◆ **Request**
Repeat exactly, and only, the lines from the one holding "Transcribe the text in this document." through the last line of the records below.
— begin —
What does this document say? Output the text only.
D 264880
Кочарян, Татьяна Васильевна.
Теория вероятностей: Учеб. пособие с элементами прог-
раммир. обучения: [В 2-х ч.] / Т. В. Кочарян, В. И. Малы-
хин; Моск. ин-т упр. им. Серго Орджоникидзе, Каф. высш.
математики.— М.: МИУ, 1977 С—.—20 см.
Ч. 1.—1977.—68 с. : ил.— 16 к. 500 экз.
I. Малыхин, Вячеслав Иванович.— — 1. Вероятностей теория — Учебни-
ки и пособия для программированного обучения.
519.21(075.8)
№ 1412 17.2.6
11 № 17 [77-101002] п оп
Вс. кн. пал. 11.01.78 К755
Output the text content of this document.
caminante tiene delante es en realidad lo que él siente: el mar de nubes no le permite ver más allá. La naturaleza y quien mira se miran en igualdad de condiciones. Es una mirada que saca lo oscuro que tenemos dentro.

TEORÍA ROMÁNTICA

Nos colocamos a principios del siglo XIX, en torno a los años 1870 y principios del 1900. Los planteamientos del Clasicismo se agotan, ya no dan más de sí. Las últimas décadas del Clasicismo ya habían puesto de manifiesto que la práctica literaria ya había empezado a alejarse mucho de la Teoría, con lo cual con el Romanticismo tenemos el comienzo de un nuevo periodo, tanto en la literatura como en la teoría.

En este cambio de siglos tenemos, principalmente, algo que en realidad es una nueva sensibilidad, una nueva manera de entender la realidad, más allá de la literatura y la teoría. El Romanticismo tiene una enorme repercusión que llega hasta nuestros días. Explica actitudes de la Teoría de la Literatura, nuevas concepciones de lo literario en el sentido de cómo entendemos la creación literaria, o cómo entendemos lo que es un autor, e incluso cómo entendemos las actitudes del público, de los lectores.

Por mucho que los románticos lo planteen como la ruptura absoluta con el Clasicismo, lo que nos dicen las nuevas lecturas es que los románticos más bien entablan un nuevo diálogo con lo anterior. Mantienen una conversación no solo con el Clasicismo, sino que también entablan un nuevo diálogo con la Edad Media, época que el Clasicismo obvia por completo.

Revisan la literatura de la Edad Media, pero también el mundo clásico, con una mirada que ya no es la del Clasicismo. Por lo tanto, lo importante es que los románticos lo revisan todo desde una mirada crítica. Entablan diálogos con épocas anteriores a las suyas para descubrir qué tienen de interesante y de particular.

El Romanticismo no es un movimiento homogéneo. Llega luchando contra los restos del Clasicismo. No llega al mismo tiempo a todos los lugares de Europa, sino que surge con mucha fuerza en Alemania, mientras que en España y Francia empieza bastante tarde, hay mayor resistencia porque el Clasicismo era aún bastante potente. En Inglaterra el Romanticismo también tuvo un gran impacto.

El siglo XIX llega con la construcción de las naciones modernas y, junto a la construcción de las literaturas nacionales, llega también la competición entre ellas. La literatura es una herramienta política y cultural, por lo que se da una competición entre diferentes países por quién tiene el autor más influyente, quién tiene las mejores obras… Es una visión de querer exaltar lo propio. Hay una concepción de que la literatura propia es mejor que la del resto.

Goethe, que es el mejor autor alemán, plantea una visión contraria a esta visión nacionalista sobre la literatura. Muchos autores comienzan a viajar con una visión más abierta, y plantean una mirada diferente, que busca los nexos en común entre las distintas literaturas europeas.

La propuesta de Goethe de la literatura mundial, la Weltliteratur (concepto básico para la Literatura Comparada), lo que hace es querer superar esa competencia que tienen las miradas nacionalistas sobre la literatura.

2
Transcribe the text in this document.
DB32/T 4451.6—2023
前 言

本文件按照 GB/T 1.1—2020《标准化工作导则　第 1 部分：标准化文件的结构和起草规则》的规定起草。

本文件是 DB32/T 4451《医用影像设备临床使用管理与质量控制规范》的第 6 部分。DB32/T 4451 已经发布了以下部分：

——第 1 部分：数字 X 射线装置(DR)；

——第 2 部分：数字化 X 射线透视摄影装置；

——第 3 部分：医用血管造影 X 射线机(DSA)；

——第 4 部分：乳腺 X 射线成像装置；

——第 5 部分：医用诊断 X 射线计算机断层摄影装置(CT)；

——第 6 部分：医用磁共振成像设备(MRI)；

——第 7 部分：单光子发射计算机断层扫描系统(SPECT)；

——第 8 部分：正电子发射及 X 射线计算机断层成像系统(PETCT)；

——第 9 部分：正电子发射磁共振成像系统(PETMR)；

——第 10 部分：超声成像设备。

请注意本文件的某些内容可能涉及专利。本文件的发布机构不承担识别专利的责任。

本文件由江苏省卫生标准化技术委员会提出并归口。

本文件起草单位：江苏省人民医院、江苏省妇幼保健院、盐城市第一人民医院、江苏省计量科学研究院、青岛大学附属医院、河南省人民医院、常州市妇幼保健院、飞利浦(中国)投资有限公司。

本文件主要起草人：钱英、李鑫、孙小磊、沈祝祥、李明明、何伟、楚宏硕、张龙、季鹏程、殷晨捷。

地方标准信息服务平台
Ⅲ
— end —
◆ **Written solution**
Transcribe the text in this document.
DB32/T 4451.6—2023
前 言

本文件按照 GB/T 1.1—2020《标准化工作导则　第 1 部分：标准化文件的结构和起草规则》的规定起草。

本文件是 DB32/T 4451《医用影像设备临床使用管理与质量控制规范》的第 6 部分。DB32/T 4451 已经发布了以下部分：

——第 1 部分：数字 X 射线装置(DR)；

——第 2 部分：数字化 X 射线透视摄影装置；

——第 3 部分：医用血管造影 X 射线机(DSA)；

——第 4 部分：乳腺 X 射线成像装置；

——第 5 部分：医用诊断 X 射线计算机断层摄影装置(CT)；

——第 6 部分：医用磁共振成像设备(MRI)；

——第 7 部分：单光子发射计算机断层扫描系统(SPECT)；

——第 8 部分：正电子发射及 X 射线计算机断层成像系统(PETCT)；

——第 9 部分：正电子发射磁共振成像系统(PETMR)；

——第 10 部分：超声成像设备。

请注意本文件的某些内容可能涉及专利。本文件的发布机构不承担识别专利的责任。

本文件由江苏省卫生标准化技术委员会提出并归口。

本文件起草单位：江苏省人民医院、江苏省妇幼保健院、盐城市第一人民医院、江苏省计量科学研究院、青岛大学附属医院、河南省人民医院、常州市妇幼保健院、飞利浦(中国)投资有限公司。

本文件主要起草人：钱英、李鑫、孙小磊、沈祝祥、李明明、何伟、楚宏硕、张龙、季鹏程、殷晨捷。

地方标准信息服务平台
Ⅲ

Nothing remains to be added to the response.